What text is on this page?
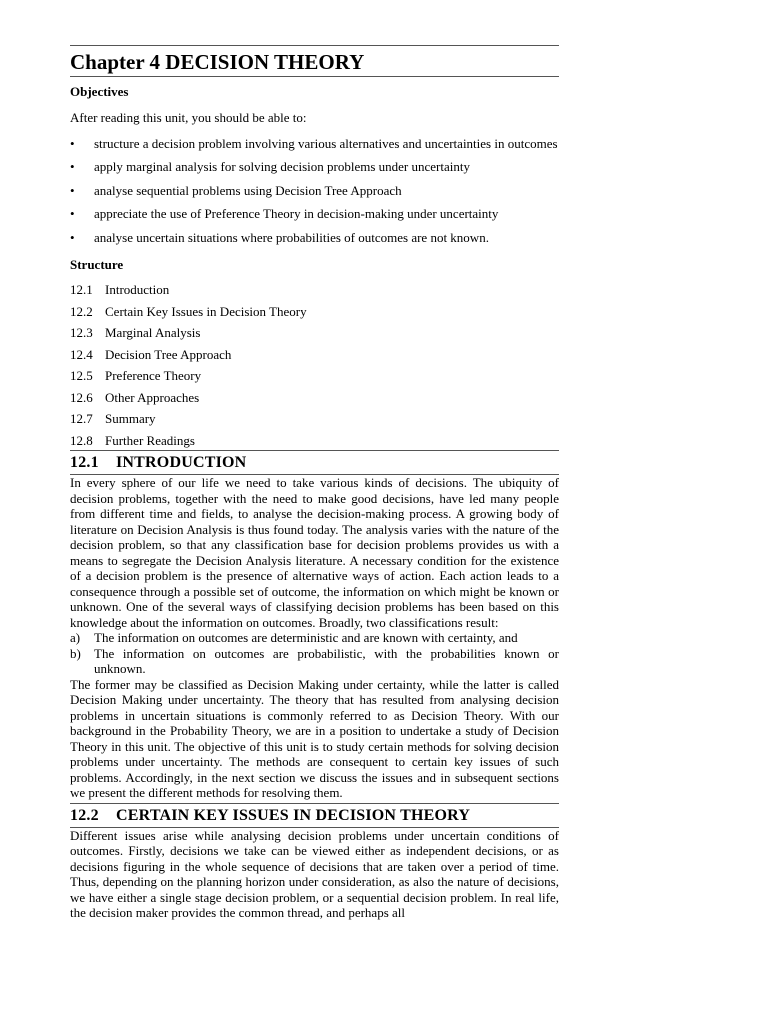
Chapter 4 DECISION THEORY
Objectives
After reading this unit, you should be able to:
• structure a decision problem involving various alternatives and uncertainties in outcomes
• apply marginal analysis for solving decision problems under uncertainty
• analyse sequential problems using Decision Tree Approach
• appreciate the use of Preference Theory in decision-making under uncertainty
• analyse uncertain situations where probabilities of outcomes are not known.
Structure
12.1 Introduction
12.2 Certain Key Issues in Decision Theory
12.3 Marginal Analysis
12.4 Decision Tree Approach
12.5 Preference Theory
12.6 Other Approaches
12.7 Summary
12.8 Further Readings
12.1 INTRODUCTION
In every sphere of our life we need to take various kinds of decisions. The ubiquity of decision problems, together with the need to make good decisions, have led many people from different time and fields, to analyse the decision-making process. A growing body of literature on Decision Analysis is thus found today. The analysis varies with the nature of the decision problem, so that any classification base for decision problems provides us with a means to segregate the Decision Analysis literature. A necessary condition for the existence of a decision problem is the presence of alternative ways of action. Each action leads to a consequence through a possible set of outcome, the information on which might be known or unknown. One of the several ways of classifying decision problems has been based on this knowledge about the information on outcomes. Broadly, two classifications result:
a) The information on outcomes are deterministic and are known with certainty, and
b) The information on outcomes are probabilistic, with the probabilities known or unknown.
The former may be classified as Decision Making under certainty, while the latter is called Decision Making under uncertainty. The theory that has resulted from analysing decision problems in uncertain situations is commonly referred to as Decision Theory. With our background in the Probability Theory, we are in a position to undertake a study of Decision Theory in this unit. The objective of this unit is to study certain methods for solving decision problems under uncertainty. The methods are consequent to certain key issues of such problems. Accordingly, in the next section we discuss the issues and in subsequent sections we present the different methods for resolving them.
12.2 CERTAIN KEY ISSUES IN DECISION THEORY
Different issues arise while analysing decision problems under uncertain conditions of outcomes. Firstly, decisions we take can be viewed either as independent decisions, or as decisions figuring in the whole sequence of decisions that are taken over a period of time. Thus, depending on the planning horizon under consideration, as also the nature of decisions, we have either a single stage decision problem, or a sequential decision problem. In real life, the decision maker provides the common thread, and perhaps all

----

WHAT TO PRODUCE
Go through the listing above and pull out each line containing the word "uncertainty".

ANSWER TO THIS TASK
• apply marginal analysis for solving decision problems under uncertainty
• appreciate the use of Preference Theory in decision-making under uncertainty
The former may be classified as Decision Making under certainty, while the latter is called Decision Making under uncertainty. The theory that has resulted from analysing decision problems in uncertain situations is commonly referred to as Decision Theory. With our background in the Probability Theory, we are in a position to undertake a study of Decision Theory in this unit. The objective of this unit is to study certain methods for solving decision problems under uncertainty. The methods are consequent to certain key issues of such problems. Accordingly, in the next section we discuss the issues and in subsequent sections we present the different methods for resolving them.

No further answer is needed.